Tarea del ejercicio — Sigue escribiendo el texto sobre la llegada del surf a la Costa da Morte a partir de su última frase.

Fragmento de texto —
-=-=-=-=-

Era el verano del año 1987, y en el viaje de aquel grupo, además de las rompientes, se cruzó el amor. «Vinieron un verano, todo el verano. Y tenían la playa de Razo para ellos tres. Viajaban buscando sitios como este, donde antaño no había surfistas», explica Calvo. «E despois, coñeceron a unhas rapazas e un deles quedou con moza aquí, en Carballo», agrega Vilanova. Fue el punto de partida para que el surf, un deporte que ya había echado raíces en A Coruña, Ferrol y Vigo, llegase también a la Costa da Morte, de donde ya no se marchó.
Fernando Calvo, que venía del mundo del windsurf, fue quien abrió camino. Un día, en los años de los videoclubes, cayó en sus manos una película de la California surfera de los setenta. «Siempre me había apetecido probar, pero aquí aún no había nada. Ni vídeos, ni información...», dice. Fue en una tienda de náutica de Vigo, adquiriendo una tabla que allí habían comprado como un simple elemento de decoración, cuando dio el paso adelante. «Y fue imposible. Estuve más de un año yendo al agua con ella y casi sin coger una ola. Era muy pequeña, flotaba poco... Ni los neocelandeses pudieron hacer nada con ella», rememora entre risas.

-=-=-=-=-

Registros de origen —
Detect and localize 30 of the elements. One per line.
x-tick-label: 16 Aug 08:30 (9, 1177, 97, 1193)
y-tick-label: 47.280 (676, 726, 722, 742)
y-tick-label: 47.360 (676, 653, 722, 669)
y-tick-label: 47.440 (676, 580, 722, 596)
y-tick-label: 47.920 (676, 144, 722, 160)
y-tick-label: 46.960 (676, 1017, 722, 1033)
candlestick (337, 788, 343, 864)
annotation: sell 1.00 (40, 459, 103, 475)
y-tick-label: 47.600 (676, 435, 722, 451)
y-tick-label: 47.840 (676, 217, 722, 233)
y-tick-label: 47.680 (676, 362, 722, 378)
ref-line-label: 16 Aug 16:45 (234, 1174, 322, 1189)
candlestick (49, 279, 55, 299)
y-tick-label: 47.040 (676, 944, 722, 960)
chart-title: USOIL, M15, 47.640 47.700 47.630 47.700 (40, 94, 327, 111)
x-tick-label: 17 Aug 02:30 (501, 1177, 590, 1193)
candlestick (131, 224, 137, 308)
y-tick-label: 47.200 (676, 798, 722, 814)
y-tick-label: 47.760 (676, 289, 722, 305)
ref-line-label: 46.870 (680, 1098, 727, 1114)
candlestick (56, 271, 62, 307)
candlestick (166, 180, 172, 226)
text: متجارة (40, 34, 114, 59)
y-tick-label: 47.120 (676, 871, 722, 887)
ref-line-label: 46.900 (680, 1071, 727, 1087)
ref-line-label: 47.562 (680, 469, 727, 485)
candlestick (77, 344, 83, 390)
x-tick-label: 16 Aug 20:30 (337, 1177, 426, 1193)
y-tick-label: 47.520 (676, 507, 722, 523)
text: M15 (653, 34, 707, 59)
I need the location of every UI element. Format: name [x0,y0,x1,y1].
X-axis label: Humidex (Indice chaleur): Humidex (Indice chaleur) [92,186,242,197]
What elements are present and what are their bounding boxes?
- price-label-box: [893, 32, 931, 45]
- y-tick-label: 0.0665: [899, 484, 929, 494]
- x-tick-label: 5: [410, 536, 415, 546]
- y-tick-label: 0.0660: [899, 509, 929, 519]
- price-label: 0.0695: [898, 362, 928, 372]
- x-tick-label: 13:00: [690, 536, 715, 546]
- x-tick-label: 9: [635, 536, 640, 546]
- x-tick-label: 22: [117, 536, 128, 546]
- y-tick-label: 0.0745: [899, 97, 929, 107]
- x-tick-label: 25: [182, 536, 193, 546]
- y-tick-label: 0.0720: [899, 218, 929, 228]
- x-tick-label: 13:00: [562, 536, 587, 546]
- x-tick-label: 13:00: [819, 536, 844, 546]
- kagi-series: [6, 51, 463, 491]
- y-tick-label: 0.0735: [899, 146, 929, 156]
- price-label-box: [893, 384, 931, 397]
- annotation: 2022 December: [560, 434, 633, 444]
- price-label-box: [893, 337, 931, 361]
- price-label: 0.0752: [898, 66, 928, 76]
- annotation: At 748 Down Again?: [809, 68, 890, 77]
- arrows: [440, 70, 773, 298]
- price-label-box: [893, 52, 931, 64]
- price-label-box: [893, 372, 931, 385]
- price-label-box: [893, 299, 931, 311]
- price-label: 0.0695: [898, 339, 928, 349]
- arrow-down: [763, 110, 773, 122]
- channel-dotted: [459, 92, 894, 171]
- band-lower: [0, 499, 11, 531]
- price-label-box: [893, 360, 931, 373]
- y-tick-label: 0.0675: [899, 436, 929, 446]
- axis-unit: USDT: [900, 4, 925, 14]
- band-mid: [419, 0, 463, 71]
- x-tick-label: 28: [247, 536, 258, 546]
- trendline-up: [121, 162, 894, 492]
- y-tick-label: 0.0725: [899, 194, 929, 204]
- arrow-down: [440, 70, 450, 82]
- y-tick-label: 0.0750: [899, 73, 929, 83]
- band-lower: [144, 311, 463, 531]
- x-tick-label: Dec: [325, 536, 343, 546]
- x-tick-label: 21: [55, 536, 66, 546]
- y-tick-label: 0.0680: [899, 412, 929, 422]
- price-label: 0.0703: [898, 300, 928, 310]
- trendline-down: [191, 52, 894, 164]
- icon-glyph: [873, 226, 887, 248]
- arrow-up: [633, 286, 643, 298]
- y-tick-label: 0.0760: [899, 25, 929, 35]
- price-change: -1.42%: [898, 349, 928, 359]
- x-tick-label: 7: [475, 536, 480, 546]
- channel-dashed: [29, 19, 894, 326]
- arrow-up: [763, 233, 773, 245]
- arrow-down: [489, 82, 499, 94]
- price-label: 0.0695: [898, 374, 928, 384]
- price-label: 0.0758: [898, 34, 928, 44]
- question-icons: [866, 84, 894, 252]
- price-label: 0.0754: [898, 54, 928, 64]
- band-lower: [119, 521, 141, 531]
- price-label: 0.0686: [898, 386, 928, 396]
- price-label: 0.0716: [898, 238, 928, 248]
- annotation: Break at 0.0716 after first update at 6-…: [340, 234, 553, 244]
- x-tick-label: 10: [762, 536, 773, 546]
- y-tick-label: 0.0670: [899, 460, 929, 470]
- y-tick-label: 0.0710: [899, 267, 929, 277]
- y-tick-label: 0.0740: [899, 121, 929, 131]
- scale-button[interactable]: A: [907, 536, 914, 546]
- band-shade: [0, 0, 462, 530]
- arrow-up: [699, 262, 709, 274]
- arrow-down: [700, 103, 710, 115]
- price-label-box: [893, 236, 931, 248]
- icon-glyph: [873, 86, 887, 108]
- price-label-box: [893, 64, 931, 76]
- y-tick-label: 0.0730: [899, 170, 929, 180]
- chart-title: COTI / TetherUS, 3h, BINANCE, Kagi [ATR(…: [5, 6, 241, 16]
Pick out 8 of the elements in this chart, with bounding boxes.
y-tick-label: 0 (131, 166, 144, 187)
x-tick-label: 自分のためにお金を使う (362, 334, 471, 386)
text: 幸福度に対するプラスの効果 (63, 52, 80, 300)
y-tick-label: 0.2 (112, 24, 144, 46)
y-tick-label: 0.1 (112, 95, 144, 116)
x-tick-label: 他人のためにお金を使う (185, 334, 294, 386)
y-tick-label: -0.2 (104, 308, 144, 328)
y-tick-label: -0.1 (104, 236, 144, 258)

-=-=-=-=-

Respuesta —
Ocurrió que aquel intento bastó para que calase la cultura del surf en una comarca por entonces inexplorada. Sin móviles, sin un Google Maps al que agarrarse en las enrevesadas carreteras comarcales de la época, las únicas vías para saber a dónde moverse eran la rumorología, la intuición y un teléfono fijo con un buen contacto al otro lado de la línea. «Por exemplo, había un número de Portos de Galicia ó que chamabas e, polas boias, dicíanche a previsión que había», detalla Raúl Vilanova. Pero cuando en Razo no había buenas perspectivas, estar ojo avizor al asfalto era lo que permitía variar el rumbo. La familia del carballés Raúl Eirín, otro veterano de aquellos años, regentaba una panadería en el centro del municipio. «E os que ían a Nemiña collían a estrada de Coruña e Fisterra, pasando por diante cas táboas», revela. «Nemiña era unha praia que podía funcionar cando aquí, en Razo, estaba o mar revolto», suma Vilanova.
Tras el arenal carballés, también probaron suerte en otros puntos como Malpica, Soesto y Laxe. Fue, en definitiva, un proceso de aprendizaje basado en lo sensorial, porque, sin ver y escuchar a vecinos y viajeros, recorrer el litoral en busca de olas hubiese sido más complejo. Ahora, varios portales especializados ofrecen en Internet la posibilidad de seguir en directo, a través de webcams, la situación de las playas y el agua en puntos como Lires o Caión.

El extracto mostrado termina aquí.